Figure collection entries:
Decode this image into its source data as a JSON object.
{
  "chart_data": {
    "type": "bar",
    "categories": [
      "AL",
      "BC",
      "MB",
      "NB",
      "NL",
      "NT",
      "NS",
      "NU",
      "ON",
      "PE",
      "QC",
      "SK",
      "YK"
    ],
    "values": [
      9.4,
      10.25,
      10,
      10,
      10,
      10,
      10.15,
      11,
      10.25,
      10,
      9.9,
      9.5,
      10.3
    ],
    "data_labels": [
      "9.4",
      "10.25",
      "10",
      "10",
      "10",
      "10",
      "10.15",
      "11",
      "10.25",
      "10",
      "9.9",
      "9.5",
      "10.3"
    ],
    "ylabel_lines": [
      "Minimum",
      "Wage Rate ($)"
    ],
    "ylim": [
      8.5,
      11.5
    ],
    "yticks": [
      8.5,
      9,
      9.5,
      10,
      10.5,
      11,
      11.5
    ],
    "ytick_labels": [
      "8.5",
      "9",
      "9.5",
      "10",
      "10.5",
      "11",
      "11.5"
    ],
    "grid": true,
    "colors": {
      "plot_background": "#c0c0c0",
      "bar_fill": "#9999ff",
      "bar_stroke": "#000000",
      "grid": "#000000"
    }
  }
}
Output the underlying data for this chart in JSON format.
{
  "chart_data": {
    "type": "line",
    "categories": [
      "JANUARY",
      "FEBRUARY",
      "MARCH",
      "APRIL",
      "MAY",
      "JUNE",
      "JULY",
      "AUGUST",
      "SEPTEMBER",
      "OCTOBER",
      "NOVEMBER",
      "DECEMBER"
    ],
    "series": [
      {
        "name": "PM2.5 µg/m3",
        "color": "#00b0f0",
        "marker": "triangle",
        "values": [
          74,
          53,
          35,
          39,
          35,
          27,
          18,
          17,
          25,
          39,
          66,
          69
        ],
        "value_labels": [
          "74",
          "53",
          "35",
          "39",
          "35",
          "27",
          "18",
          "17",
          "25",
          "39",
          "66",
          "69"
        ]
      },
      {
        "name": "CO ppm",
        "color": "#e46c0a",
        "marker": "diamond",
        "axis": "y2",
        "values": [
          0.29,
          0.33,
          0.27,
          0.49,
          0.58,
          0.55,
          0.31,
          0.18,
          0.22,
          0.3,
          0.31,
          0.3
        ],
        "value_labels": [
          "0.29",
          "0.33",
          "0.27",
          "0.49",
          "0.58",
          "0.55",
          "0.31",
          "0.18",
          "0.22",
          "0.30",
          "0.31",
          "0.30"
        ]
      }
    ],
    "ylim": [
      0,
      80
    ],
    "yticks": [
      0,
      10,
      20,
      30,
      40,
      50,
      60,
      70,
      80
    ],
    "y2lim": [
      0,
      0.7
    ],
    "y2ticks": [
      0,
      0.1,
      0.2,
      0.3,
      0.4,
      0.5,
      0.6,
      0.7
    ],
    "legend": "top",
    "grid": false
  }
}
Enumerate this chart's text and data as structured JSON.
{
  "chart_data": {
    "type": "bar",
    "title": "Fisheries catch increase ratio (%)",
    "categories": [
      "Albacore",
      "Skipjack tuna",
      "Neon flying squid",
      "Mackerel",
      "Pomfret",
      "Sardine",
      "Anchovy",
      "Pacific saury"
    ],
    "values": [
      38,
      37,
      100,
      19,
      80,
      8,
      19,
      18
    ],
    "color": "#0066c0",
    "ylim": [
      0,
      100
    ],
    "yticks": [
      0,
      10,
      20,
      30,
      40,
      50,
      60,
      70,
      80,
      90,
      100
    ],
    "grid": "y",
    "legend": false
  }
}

WORK TO BE COMPLETED | Copy every line of the listing where the word "JSON" appears.

ANSWER TO THE PROBLEM |
Decode this image into its source data as a JSON object.
Output the underlying data for this chart in JSON format.
Enumerate this chart's text and data as structured JSON.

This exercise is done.